Selected extract: Begin
Chemistry: molecular biology and microbiology – Process of utilizing an enzyme or micro-organism to destroy... – Resolution of optical isomers or purification of organic...
Patent
1996-02-15
1998-05-19
Marx, Irene
Chemistry: molecular biology and microbiology
Process of utilizing an enzyme or micro-organism to destroy...
Resolution of optical isomers or purification of organic...
435141, 435198, C12P 752
Patent
active
057534950
DESCRIPTION:
BRIEF SUMMARY
The present invention relates to a novel process for preparing (L)-2-chloropropionic acid and its alkali metal, alkaline earth metal or ammonium salts.
JP 57 094 295, JP 62 205 797, EP-A 196 625, JP 61 111 699 and Appl. Biochem. Biotechnol. 9(3) (1984) 255 disclose the enantio-selective enzymatic cleavage of racemic 2-chloropropionic esters. However, the disadvantage in this case is, besides the maximum possible yield of only 50%, the insufficient enantiomeric purity of the 2-chloropropionates formed.
Furthermore, EP-A 257 716 discloses a continuous process in which methyl D,L-2-bromopropionate is used as racemate and converted in a 2-phase system using Candida cylindracea lipase into methyl L-(-)-2-bromopropionate. However, no hydrolysis products are isolated in this process.
Furthermore, S. K. Dahod and P. Sinta-Mangano describe in Biotechnol. Bioeng. 30(8) (1987) 995 the lipase-catalyzed hydrolysis of methyl L-2-chloropropionate in the presence of carbon tetrachloride. However, the disadvantage in this case is, besides the use of a chlorinated solvent, the low yield of about 30% with an enantiomeric purity of only 95%.
In addition, EP-A 511 526 teaches a process for the enzymatic hydrolysis of racemic 2-chloropropionic esters in a 2-phase system which consists of water and of an organic solvent, which is substantially immiscible with water, for the ester. This process is very elaborate because it is necessary several times for the organic phase to be separated off, brought into contact with the hydrolase and recycled again. Since, despite relatively long reaction times, only incomplete conversion takes place and enantiomerically pure products are not obtained, this method is unsuitable for the industrial preparation of (L)-2-chloropropionic acid and its sodium salt.
Sodium (L)-2-chloropropionate and (L)-2-chloropropionic acid have to date been prepared by alkaline hydrolysis of isobutyl (L)-2-chloropropionate. However, this often results in a low-quality product (about 90-95% enantiomeric excess) which additionally contains 5-10% lactic acid as by-product.
Thus, the object of the present invention was a simple process for preparing (L)-2-chloropropionic acid and sodium (L)-2-chloropropionate of maximum chemical and optical purity (at least about 98% enantiomeric excess and less than 1% lactic acid).
Selected extract: End
Supplied data: Begin
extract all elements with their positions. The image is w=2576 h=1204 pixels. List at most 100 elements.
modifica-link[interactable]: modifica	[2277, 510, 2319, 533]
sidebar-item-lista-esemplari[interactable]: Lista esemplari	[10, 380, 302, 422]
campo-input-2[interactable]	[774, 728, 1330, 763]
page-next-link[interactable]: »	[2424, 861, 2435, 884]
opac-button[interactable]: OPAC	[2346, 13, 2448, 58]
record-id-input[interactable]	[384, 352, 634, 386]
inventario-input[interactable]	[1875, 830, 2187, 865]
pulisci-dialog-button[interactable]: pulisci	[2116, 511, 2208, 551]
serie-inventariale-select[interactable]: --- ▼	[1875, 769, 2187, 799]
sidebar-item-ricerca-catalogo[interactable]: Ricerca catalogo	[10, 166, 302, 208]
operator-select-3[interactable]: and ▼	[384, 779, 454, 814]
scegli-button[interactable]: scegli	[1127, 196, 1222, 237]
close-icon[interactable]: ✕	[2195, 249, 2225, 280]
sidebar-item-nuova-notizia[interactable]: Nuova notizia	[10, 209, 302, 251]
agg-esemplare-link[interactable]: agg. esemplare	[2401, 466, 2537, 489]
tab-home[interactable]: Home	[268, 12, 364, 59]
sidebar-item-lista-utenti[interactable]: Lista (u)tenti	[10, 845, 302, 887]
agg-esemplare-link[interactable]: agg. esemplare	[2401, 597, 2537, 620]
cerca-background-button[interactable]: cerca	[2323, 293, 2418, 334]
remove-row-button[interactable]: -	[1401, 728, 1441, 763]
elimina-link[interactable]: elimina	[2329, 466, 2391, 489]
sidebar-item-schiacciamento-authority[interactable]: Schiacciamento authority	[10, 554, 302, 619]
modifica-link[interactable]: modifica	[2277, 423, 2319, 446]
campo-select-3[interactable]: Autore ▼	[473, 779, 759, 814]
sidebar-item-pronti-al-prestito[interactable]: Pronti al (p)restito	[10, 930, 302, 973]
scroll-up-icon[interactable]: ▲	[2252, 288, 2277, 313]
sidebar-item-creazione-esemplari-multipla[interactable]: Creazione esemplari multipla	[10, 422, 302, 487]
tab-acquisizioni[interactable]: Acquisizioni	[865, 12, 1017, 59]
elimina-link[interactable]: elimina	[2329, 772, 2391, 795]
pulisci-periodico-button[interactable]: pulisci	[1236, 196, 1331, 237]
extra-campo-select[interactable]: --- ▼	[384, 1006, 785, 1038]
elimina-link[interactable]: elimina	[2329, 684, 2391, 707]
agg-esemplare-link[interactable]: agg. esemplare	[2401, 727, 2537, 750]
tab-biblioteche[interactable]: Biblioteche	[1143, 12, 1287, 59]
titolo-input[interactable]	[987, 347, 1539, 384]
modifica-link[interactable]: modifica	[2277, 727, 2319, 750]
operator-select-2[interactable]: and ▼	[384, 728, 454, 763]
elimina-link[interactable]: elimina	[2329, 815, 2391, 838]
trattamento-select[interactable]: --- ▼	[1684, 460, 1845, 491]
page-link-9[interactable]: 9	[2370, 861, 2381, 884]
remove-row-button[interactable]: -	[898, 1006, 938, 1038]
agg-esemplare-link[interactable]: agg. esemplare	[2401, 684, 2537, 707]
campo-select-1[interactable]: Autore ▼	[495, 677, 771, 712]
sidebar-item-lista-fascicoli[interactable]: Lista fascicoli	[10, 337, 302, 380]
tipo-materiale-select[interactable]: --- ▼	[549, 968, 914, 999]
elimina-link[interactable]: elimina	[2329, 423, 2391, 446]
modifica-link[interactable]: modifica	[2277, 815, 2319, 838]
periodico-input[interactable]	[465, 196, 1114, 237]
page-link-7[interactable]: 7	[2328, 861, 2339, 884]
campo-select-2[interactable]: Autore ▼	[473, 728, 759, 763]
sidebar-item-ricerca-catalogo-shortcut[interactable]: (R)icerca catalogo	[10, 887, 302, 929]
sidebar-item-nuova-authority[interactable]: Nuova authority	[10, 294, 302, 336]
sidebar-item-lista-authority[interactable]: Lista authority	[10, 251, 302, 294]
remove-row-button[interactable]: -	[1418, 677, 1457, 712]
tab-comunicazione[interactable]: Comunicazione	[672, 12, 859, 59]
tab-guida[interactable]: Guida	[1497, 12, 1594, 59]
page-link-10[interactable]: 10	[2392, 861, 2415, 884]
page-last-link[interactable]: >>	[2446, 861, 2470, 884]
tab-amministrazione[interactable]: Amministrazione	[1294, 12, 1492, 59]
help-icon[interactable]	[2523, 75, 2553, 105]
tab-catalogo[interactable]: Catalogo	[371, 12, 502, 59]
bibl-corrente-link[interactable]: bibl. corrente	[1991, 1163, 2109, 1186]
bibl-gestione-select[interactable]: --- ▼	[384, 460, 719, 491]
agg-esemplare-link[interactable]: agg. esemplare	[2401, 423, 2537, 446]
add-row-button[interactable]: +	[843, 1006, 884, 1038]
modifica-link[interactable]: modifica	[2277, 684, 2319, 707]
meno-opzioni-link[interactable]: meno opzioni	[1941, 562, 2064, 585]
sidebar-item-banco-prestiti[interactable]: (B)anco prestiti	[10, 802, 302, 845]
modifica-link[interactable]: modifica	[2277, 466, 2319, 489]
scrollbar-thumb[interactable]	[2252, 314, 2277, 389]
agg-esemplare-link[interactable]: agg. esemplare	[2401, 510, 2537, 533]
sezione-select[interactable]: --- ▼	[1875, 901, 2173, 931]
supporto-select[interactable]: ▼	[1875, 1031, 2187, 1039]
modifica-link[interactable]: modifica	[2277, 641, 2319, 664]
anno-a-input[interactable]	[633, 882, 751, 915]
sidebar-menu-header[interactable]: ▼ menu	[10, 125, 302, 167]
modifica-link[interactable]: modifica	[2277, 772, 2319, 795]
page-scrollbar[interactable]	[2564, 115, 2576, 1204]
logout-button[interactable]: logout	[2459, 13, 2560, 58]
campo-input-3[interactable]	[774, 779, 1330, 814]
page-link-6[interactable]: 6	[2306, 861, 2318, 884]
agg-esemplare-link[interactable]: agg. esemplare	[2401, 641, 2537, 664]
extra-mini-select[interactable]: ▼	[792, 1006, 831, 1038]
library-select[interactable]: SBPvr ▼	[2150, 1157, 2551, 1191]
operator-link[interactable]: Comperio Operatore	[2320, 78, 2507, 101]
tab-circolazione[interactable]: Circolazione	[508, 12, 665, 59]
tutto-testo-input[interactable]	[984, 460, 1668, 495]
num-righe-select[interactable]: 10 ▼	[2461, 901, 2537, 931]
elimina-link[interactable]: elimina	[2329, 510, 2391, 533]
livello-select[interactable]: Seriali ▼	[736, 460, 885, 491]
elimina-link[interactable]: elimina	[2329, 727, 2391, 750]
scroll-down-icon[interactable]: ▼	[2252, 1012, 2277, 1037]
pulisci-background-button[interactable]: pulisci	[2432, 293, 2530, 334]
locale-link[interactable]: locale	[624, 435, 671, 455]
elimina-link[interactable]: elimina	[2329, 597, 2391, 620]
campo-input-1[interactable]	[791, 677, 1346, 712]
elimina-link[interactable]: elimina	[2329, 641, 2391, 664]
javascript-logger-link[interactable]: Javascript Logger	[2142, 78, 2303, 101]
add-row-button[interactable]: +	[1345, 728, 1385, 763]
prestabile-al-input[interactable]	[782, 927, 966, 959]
Supplied data: End
▶ Aim of the exercise
Answer these from the patent text:
(a) Which lipase does the continuous process in EP-A 257 716 use?
(b) What solvent is present in the hydrolysis described by S. K. Dahod and P. Sinta-Mangano?
(c) What levels of enantiomeric excess and lactic acid does the invention aim for?

▶ Solution
(a) Candida cylindracea lipase.
(b) Carbon tetrachloride.
(c) At least about 98% enantiomeric excess and less than 1% lactic acid.